> CHALLENGE
Leave the pictures out and transcribe every record exactly.

> INFORMATION SHOWN

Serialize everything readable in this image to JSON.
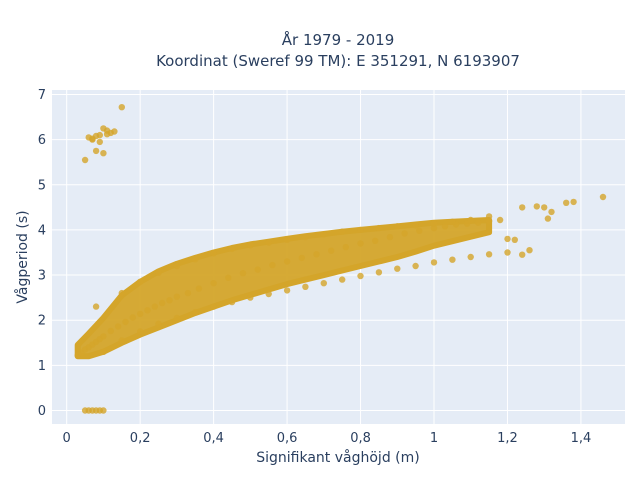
{
  "chart_data": {
    "type": "scatter",
    "title_line1": "År 1979 - 2019",
    "title_line2": "Koordinat (Sweref 99 TM): E 351291, N 6193907",
    "xlabel": "Signifikant våghöjd (m)",
    "ylabel": "Vågperiod (s)",
    "xlim": [
      -0.04,
      1.52
    ],
    "ylim": [
      -0.3,
      7.1
    ],
    "x_ticks": [
      0,
      0.2,
      0.4,
      0.6,
      0.8,
      1.0,
      1.2,
      1.4
    ],
    "x_tick_labels": [
      "0",
      "0,2",
      "0,4",
      "0,6",
      "0,8",
      "1",
      "1,2",
      "1,4"
    ],
    "y_ticks": [
      0,
      1,
      2,
      3,
      4,
      5,
      6,
      7
    ],
    "y_tick_labels": [
      "0",
      "1",
      "2",
      "3",
      "4",
      "5",
      "6",
      "7"
    ],
    "grid": true,
    "colors": {
      "marker": "#d4a52a",
      "plot_bg": "#e5ecf6",
      "grid": "#ffffff",
      "text": "#2a3f5f"
    },
    "marker_opacity": 0.8,
    "series": [
      {
        "x": [
          0.03,
          0.04,
          0.05,
          0.06,
          0.07,
          0.08,
          0.09,
          0.1,
          0.12,
          0.14,
          0.16,
          0.18,
          0.2,
          0.22,
          0.24,
          0.26,
          0.28,
          0.3,
          0.33,
          0.36,
          0.4,
          0.44,
          0.48,
          0.52,
          0.56,
          0.6,
          0.64,
          0.68,
          0.72,
          0.76,
          0.8,
          0.84,
          0.88,
          0.92,
          0.96,
          1.0,
          1.03,
          1.06,
          1.09,
          1.12,
          1.15,
          1.18,
          1.2,
          1.22,
          1.24,
          1.26,
          1.28,
          1.3,
          1.31,
          1.32,
          1.36,
          1.38,
          1.46,
          0.05,
          0.07,
          0.08,
          0.09,
          0.1,
          0.11,
          0.12,
          0.1,
          0.08,
          0.15,
          0.06,
          0.09,
          0.11,
          0.13,
          0.07,
          0.05,
          0.06,
          0.07,
          0.08,
          0.09,
          0.1,
          0.08,
          0.15,
          0.2,
          0.25,
          0.3,
          0.35,
          0.4,
          0.45,
          0.5,
          0.55,
          0.6,
          0.65,
          0.7,
          0.75,
          0.8,
          0.85,
          0.9,
          0.95,
          1.0,
          1.05,
          1.1,
          1.15,
          0.1,
          0.15,
          0.2,
          0.25,
          0.3,
          0.35,
          0.4,
          0.45,
          0.5,
          0.55,
          0.6,
          0.65,
          0.7,
          0.75,
          0.8,
          0.85,
          0.9,
          0.95,
          1.0,
          1.05,
          1.1,
          1.15,
          1.2,
          1.24
        ],
        "y": [
          1.22,
          1.28,
          1.35,
          1.4,
          1.46,
          1.52,
          1.58,
          1.64,
          1.76,
          1.86,
          1.96,
          2.06,
          2.14,
          2.22,
          2.3,
          2.38,
          2.44,
          2.52,
          2.6,
          2.7,
          2.82,
          2.94,
          3.04,
          3.12,
          3.22,
          3.3,
          3.38,
          3.46,
          3.54,
          3.62,
          3.7,
          3.76,
          3.84,
          3.92,
          3.98,
          4.04,
          4.08,
          4.12,
          4.14,
          4.16,
          4.2,
          4.22,
          3.8,
          3.78,
          4.5,
          3.55,
          4.52,
          4.5,
          4.25,
          4.4,
          4.6,
          4.62,
          4.73,
          5.55,
          6.0,
          6.08,
          6.1,
          6.25,
          6.2,
          6.15,
          5.7,
          5.75,
          6.72,
          6.05,
          5.95,
          6.12,
          6.18,
          6.02,
          0.0,
          0.0,
          0.0,
          0.0,
          0.0,
          0.0,
          2.3,
          2.6,
          2.85,
          3.05,
          3.2,
          3.35,
          3.48,
          3.58,
          3.66,
          3.72,
          3.78,
          3.84,
          3.9,
          3.96,
          4.0,
          4.04,
          4.08,
          4.1,
          4.14,
          4.18,
          4.22,
          4.3,
          1.3,
          1.55,
          1.75,
          1.92,
          2.05,
          2.18,
          2.3,
          2.4,
          2.5,
          2.58,
          2.66,
          2.74,
          2.82,
          2.9,
          2.98,
          3.06,
          3.14,
          3.2,
          3.28,
          3.34,
          3.4,
          3.46,
          3.5,
          3.45
        ]
      }
    ]
  }
}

> FINAL ANSWER
Serialize everything readable in this image to JSON.
{
  "chart_data": {
    "type": "scatter",
    "title_line1": "År 1979 - 2019",
    "title_line2": "Koordinat (Sweref 99 TM): E 351291, N 6193907",
    "xlabel": "Signifikant våghöjd (m)",
    "ylabel": "Vågperiod (s)",
    "xlim": [
      -0.04,
      1.52
    ],
    "ylim": [
      -0.3,
      7.1
    ],
    "x_ticks": [
      0,
      0.2,
      0.4,
      0.6,
      0.8,
      1.0,
      1.2,
      1.4
    ],
    "x_tick_labels": [
      "0",
      "0,2",
      "0,4",
      "0,6",
      "0,8",
      "1",
      "1,2",
      "1,4"
    ],
    "y_ticks": [
      0,
      1,
      2,
      3,
      4,
      5,
      6,
      7
    ],
    "y_tick_labels": [
      "0",
      "1",
      "2",
      "3",
      "4",
      "5",
      "6",
      "7"
    ],
    "grid": true,
    "colors": {
      "marker": "#d4a52a",
      "plot_bg": "#e5ecf6",
      "grid": "#ffffff",
      "text": "#2a3f5f"
    },
    "marker_opacity": 0.8,
    "series": [
      {
        "x": [
          0.03,
          0.04,
          0.05,
          0.06,
          0.07,
          0.08,
          0.09,
          0.1,
          0.12,
          0.14,
          0.16,
          0.18,
          0.2,
          0.22,
          0.24,
          0.26,
          0.28,
          0.3,
          0.33,
          0.36,
          0.4,
          0.44,
          0.48,
          0.52,
          0.56,
          0.6,
          0.64,
          0.68,
          0.72,
          0.76,
          0.8,
          0.84,
          0.88,
          0.92,
          0.96,
          1.0,
          1.03,
          1.06,
          1.09,
          1.12,
          1.15,
          1.18,
          1.2,
          1.22,
          1.24,
          1.26,
          1.28,
          1.3,
          1.31,
          1.32,
          1.36,
          1.38,
          1.46,
          0.05,
          0.07,
          0.08,
          0.09,
          0.1,
          0.11,
          0.12,
          0.1,
          0.08,
          0.15,
          0.06,
          0.09,
          0.11,
          0.13,
          0.07,
          0.05,
          0.06,
          0.07,
          0.08,
          0.09,
          0.1,
          0.08,
          0.15,
          0.2,
          0.25,
          0.3,
          0.35,
          0.4,
          0.45,
          0.5,
          0.55,
          0.6,
          0.65,
          0.7,
          0.75,
          0.8,
          0.85,
          0.9,
          0.95,
          1.0,
          1.05,
          1.1,
          1.15,
          0.1,
          0.15,
          0.2,
          0.25,
          0.3,
          0.35,
          0.4,
          0.45,
          0.5,
          0.55,
          0.6,
          0.65,
          0.7,
          0.75,
          0.8,
          0.85,
          0.9,
          0.95,
          1.0,
          1.05,
          1.1,
          1.15,
          1.2,
          1.24
        ],
        "y": [
          1.22,
          1.28,
          1.35,
          1.4,
          1.46,
          1.52,
          1.58,
          1.64,
          1.76,
          1.86,
          1.96,
          2.06,
          2.14,
          2.22,
          2.3,
          2.38,
          2.44,
          2.52,
          2.6,
          2.7,
          2.82,
          2.94,
          3.04,
          3.12,
          3.22,
          3.3,
          3.38,
          3.46,
          3.54,
          3.62,
          3.7,
          3.76,
          3.84,
          3.92,
          3.98,
          4.04,
          4.08,
          4.12,
          4.14,
          4.16,
          4.2,
          4.22,
          3.8,
          3.78,
          4.5,
          3.55,
          4.52,
          4.5,
          4.25,
          4.4,
          4.6,
          4.62,
          4.73,
          5.55,
          6.0,
          6.08,
          6.1,
          6.25,
          6.2,
          6.15,
          5.7,
          5.75,
          6.72,
          6.05,
          5.95,
          6.12,
          6.18,
          6.02,
          0.0,
          0.0,
          0.0,
          0.0,
          0.0,
          0.0,
          2.3,
          2.6,
          2.85,
          3.05,
          3.2,
          3.35,
          3.48,
          3.58,
          3.66,
          3.72,
          3.78,
          3.84,
          3.9,
          3.96,
          4.0,
          4.04,
          4.08,
          4.1,
          4.14,
          4.18,
          4.22,
          4.3,
          1.3,
          1.55,
          1.75,
          1.92,
          2.05,
          2.18,
          2.3,
          2.4,
          2.5,
          2.58,
          2.66,
          2.74,
          2.82,
          2.9,
          2.98,
          3.06,
          3.14,
          3.2,
          3.28,
          3.34,
          3.4,
          3.46,
          3.5,
          3.45
        ]
      }
    ]
  }
}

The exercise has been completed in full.